Data entries:
■ ■ ■ ■
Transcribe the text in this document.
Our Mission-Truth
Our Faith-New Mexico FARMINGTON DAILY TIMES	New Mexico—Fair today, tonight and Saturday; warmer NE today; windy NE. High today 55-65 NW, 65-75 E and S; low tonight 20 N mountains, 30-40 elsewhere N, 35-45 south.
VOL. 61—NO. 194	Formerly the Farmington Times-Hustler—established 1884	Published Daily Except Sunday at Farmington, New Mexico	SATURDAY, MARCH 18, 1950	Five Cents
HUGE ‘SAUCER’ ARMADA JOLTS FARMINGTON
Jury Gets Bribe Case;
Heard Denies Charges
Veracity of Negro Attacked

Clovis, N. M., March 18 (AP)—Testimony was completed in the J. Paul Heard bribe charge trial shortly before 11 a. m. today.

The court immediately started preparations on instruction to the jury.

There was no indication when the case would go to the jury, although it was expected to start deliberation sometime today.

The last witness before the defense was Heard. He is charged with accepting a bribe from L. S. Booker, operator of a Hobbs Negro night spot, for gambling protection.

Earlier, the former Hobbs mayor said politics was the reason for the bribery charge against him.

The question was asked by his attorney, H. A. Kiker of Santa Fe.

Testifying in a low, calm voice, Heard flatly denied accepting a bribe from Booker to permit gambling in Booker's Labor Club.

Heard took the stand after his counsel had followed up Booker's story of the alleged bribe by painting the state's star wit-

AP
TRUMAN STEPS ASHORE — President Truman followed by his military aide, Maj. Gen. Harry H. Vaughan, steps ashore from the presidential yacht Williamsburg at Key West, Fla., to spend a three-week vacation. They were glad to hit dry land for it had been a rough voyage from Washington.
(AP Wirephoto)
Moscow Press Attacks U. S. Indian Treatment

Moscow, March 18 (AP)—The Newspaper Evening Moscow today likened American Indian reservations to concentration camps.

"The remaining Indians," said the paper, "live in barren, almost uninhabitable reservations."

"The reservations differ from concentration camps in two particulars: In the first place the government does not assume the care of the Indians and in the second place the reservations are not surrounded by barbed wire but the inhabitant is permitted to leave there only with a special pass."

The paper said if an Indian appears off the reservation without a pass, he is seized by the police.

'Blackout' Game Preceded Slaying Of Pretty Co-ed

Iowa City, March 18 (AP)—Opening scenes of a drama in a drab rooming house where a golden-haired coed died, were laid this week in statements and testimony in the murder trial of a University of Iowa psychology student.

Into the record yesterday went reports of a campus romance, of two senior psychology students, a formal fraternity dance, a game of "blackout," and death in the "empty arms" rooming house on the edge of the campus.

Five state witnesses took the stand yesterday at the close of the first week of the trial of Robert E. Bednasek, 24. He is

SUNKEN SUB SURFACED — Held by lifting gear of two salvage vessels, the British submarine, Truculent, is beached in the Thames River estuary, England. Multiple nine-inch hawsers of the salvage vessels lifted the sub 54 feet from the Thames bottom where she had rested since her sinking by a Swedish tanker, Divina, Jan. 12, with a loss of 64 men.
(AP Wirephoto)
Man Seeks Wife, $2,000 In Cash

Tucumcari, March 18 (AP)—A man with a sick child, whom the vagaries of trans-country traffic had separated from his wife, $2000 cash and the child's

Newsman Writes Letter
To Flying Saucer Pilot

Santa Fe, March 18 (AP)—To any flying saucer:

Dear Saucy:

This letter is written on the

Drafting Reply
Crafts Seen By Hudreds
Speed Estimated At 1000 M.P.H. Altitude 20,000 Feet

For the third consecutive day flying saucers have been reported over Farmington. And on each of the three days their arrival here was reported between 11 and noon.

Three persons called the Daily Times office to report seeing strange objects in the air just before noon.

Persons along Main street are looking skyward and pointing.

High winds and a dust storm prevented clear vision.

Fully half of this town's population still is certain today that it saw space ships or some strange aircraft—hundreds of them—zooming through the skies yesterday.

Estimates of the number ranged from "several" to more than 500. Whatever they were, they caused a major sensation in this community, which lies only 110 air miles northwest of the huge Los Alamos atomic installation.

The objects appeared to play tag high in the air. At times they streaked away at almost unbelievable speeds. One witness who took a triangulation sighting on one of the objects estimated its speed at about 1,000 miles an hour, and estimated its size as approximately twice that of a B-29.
■ ■ ■ ■
## Given instruction
Repeat the entries above exactly, leaving nothing out.

## Output
Transcribe the text in this document.
Our Mission-Truth
Our Faith-New Mexico FARMINGTON DAILY TIMES	New Mexico—Fair today, tonight and Saturday; warmer NE today; windy NE. High today 55-65 NW, 65-75 E and S; low tonight 20 N mountains, 30-40 elsewhere N, 35-45 south.
VOL. 61—NO. 194	Formerly the Farmington Times-Hustler—established 1884	Published Daily Except Sunday at Farmington, New Mexico	SATURDAY, MARCH 18, 1950	Five Cents
HUGE ‘SAUCER’ ARMADA JOLTS FARMINGTON
Jury Gets Bribe Case;
Heard Denies Charges
Veracity of Negro Attacked

Clovis, N. M., March 18 (AP)—Testimony was completed in the J. Paul Heard bribe charge trial shortly before 11 a. m. today.

The court immediately started preparations on instruction to the jury.

There was no indication when the case would go to the jury, although it was expected to start deliberation sometime today.

The last witness before the defense was Heard. He is charged with accepting a bribe from L. S. Booker, operator of a Hobbs Negro night spot, for gambling protection.

Earlier, the former Hobbs mayor said politics was the reason for the bribery charge against him.

The question was asked by his attorney, H. A. Kiker of Santa Fe.

Testifying in a low, calm voice, Heard flatly denied accepting a bribe from Booker to permit gambling in Booker's Labor Club.

Heard took the stand after his counsel had followed up Booker's story of the alleged bribe by painting the state's star wit-

AP
TRUMAN STEPS ASHORE — President Truman followed by his military aide, Maj. Gen. Harry H. Vaughan, steps ashore from the presidential yacht Williamsburg at Key West, Fla., to spend a three-week vacation. They were glad to hit dry land for it had been a rough voyage from Washington.
(AP Wirephoto)
Moscow Press Attacks U. S. Indian Treatment

Moscow, March 18 (AP)—The Newspaper Evening Moscow today likened American Indian reservations to concentration camps.

"The remaining Indians," said the paper, "live in barren, almost uninhabitable reservations."

"The reservations differ from concentration camps in two particulars: In the first place the government does not assume the care of the Indians and in the second place the reservations are not surrounded by barbed wire but the inhabitant is permitted to leave there only with a special pass."

The paper said if an Indian appears off the reservation without a pass, he is seized by the police.

'Blackout' Game Preceded Slaying Of Pretty Co-ed

Iowa City, March 18 (AP)—Opening scenes of a drama in a drab rooming house where a golden-haired coed died, were laid this week in statements and testimony in the murder trial of a University of Iowa psychology student.

Into the record yesterday went reports of a campus romance, of two senior psychology students, a formal fraternity dance, a game of "blackout," and death in the "empty arms" rooming house on the edge of the campus.

Five state witnesses took the stand yesterday at the close of the first week of the trial of Robert E. Bednasek, 24. He is

SUNKEN SUB SURFACED — Held by lifting gear of two salvage vessels, the British submarine, Truculent, is beached in the Thames River estuary, England. Multiple nine-inch hawsers of the salvage vessels lifted the sub 54 feet from the Thames bottom where she had rested since her sinking by a Swedish tanker, Divina, Jan. 12, with a loss of 64 men.
(AP Wirephoto)
Man Seeks Wife, $2,000 In Cash

Tucumcari, March 18 (AP)—A man with a sick child, whom the vagaries of trans-country traffic had separated from his wife, $2000 cash and the child's

Newsman Writes Letter
To Flying Saucer Pilot

Santa Fe, March 18 (AP)—To any flying saucer:

Dear Saucy:

This letter is written on the

Drafting Reply
Crafts Seen By Hudreds
Speed Estimated At 1000 M.P.H. Altitude 20,000 Feet

For the third consecutive day flying saucers have been reported over Farmington. And on each of the three days their arrival here was reported between 11 and noon.

Three persons called the Daily Times office to report seeing strange objects in the air just before noon.

Persons along Main street are looking skyward and pointing.

High winds and a dust storm prevented clear vision.

Fully half of this town's population still is certain today that it saw space ships or some strange aircraft—hundreds of them—zooming through the skies yesterday.

Estimates of the number ranged from "several" to more than 500. Whatever they were, they caused a major sensation in this community, which lies only 110 air miles northwest of the huge Los Alamos atomic installation.

The objects appeared to play tag high in the air. At times they streaked away at almost unbelievable speeds. One witness who took a triangulation sighting on one of the objects estimated its speed at about 1,000 miles an hour, and estimated its size as approximately twice that of a B-29.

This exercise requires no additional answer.